**Aim of the task**
If a line of the data below holds the string "mmol", copy it.
====================
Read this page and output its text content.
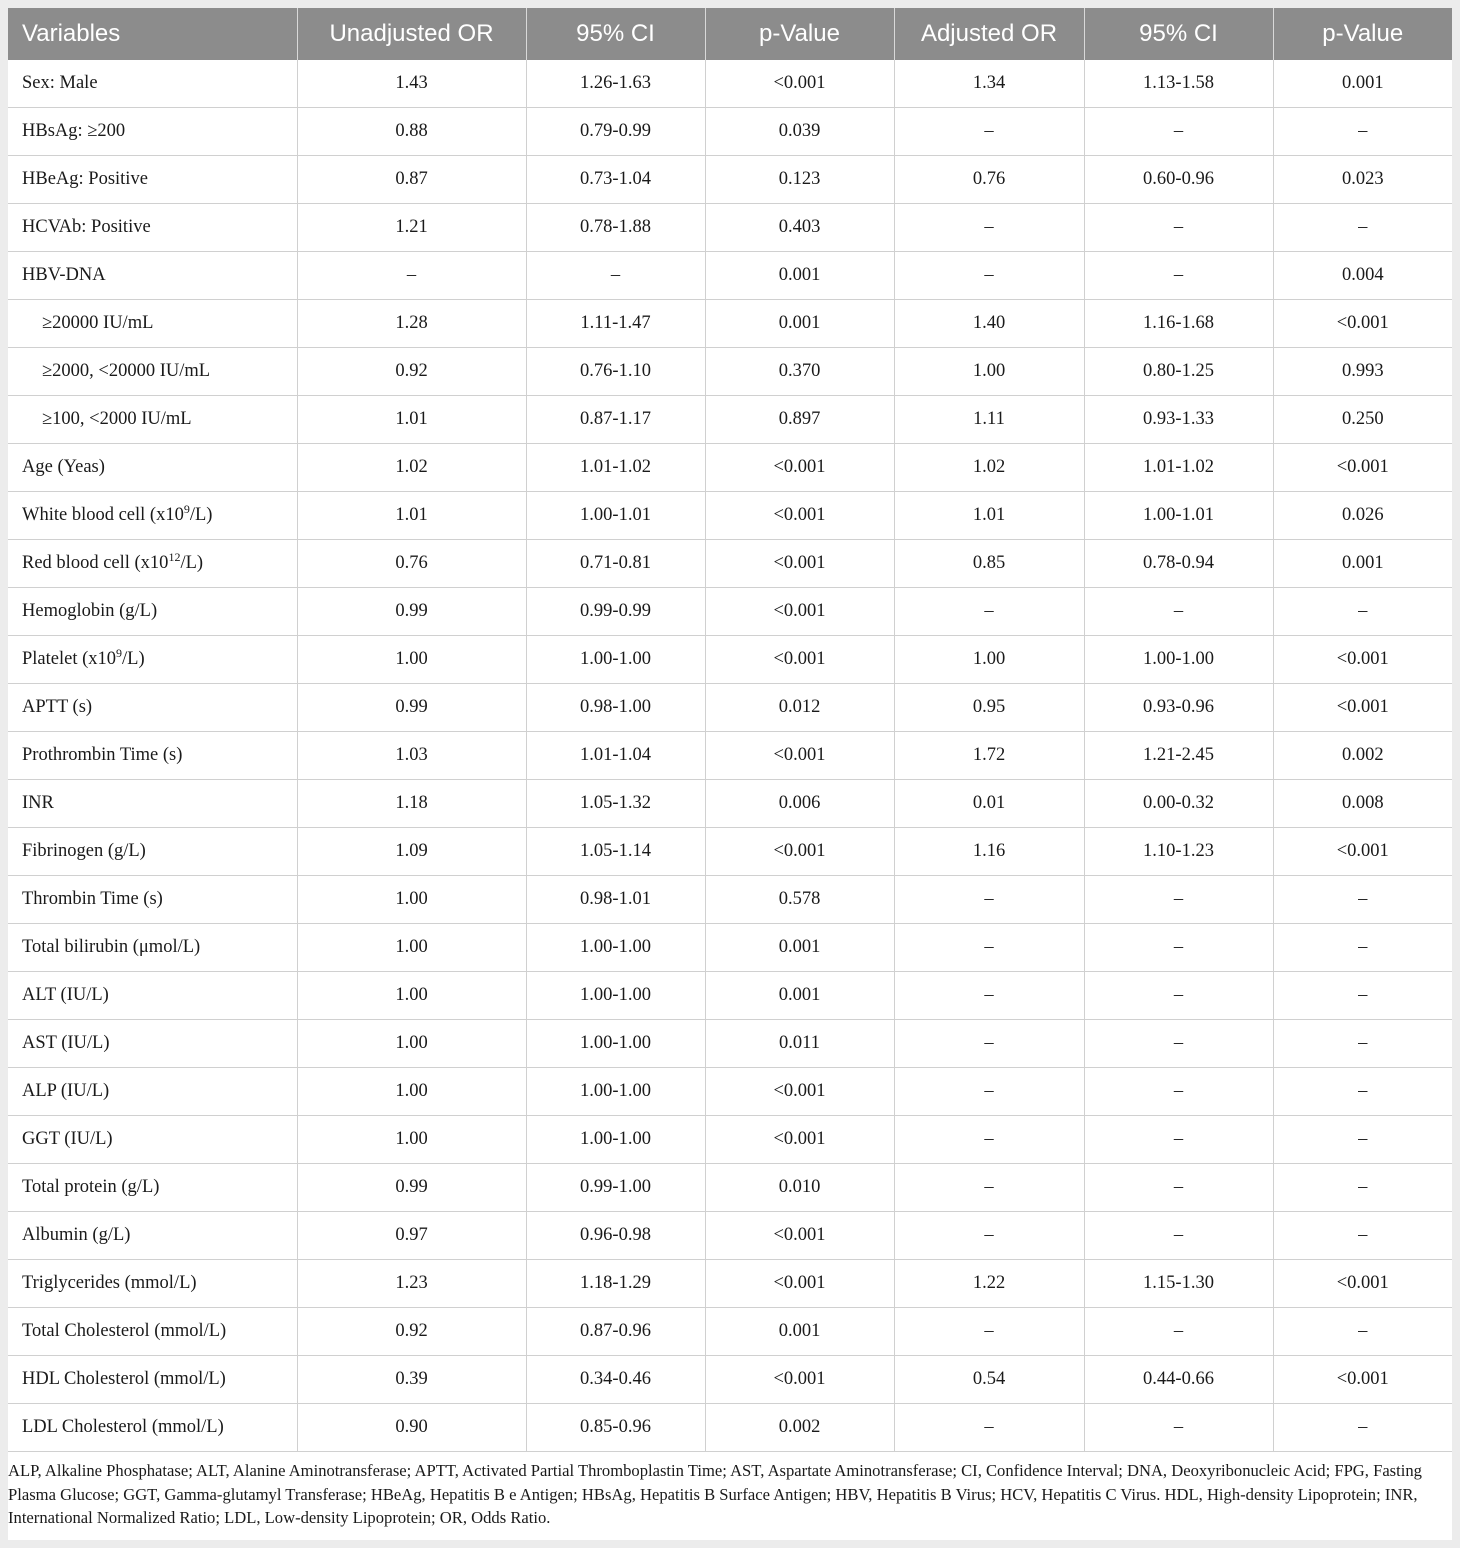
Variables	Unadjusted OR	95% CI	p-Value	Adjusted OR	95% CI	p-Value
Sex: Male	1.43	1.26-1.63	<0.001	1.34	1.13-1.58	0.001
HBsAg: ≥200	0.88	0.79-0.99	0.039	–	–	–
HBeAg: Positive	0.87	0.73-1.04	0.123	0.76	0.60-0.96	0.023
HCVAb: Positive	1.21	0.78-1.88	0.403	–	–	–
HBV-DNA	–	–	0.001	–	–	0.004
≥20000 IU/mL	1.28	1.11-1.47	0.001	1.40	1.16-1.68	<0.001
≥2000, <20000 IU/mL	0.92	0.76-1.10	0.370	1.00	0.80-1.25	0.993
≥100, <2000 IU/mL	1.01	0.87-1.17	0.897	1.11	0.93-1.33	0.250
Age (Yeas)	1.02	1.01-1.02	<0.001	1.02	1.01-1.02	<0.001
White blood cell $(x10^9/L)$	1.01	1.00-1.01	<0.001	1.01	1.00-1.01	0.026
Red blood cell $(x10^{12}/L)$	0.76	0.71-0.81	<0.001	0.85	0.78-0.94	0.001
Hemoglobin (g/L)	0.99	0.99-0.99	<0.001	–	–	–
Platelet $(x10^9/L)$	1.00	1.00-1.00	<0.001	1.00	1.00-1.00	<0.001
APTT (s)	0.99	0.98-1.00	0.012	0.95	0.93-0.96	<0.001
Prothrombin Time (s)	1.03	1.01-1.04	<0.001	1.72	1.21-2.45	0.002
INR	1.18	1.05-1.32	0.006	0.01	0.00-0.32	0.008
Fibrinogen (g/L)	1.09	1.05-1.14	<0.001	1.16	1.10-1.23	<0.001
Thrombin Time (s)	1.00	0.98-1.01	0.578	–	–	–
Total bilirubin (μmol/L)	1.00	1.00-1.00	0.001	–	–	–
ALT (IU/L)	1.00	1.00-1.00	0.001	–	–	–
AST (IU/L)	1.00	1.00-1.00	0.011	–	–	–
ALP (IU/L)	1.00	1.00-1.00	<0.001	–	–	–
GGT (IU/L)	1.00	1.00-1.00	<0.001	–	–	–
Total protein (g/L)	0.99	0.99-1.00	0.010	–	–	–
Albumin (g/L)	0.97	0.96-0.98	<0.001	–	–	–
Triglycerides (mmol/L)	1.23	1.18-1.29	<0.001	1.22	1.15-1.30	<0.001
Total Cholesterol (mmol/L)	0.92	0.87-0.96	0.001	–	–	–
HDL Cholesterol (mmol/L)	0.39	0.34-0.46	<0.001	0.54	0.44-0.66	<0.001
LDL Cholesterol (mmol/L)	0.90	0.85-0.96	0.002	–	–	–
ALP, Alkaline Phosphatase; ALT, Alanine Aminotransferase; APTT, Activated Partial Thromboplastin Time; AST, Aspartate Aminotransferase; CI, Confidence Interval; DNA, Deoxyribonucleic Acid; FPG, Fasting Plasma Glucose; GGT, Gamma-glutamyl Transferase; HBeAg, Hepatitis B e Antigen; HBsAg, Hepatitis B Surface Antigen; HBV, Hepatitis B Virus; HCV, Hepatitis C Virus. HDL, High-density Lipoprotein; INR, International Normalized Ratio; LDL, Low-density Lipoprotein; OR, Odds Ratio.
====================
**Final answer**
Triglycerides (mmol/L)	1.23	1.18-1.29	<0.001	1.22	1.15-1.30	<0.001
Total Cholesterol (mmol/L)	0.92	0.87-0.96	0.001	–	–	–
HDL Cholesterol (mmol/L)	0.39	0.34-0.46	<0.001	0.54	0.44-0.66	<0.001
LDL Cholesterol (mmol/L)	0.90	0.85-0.96	0.002	–	–	–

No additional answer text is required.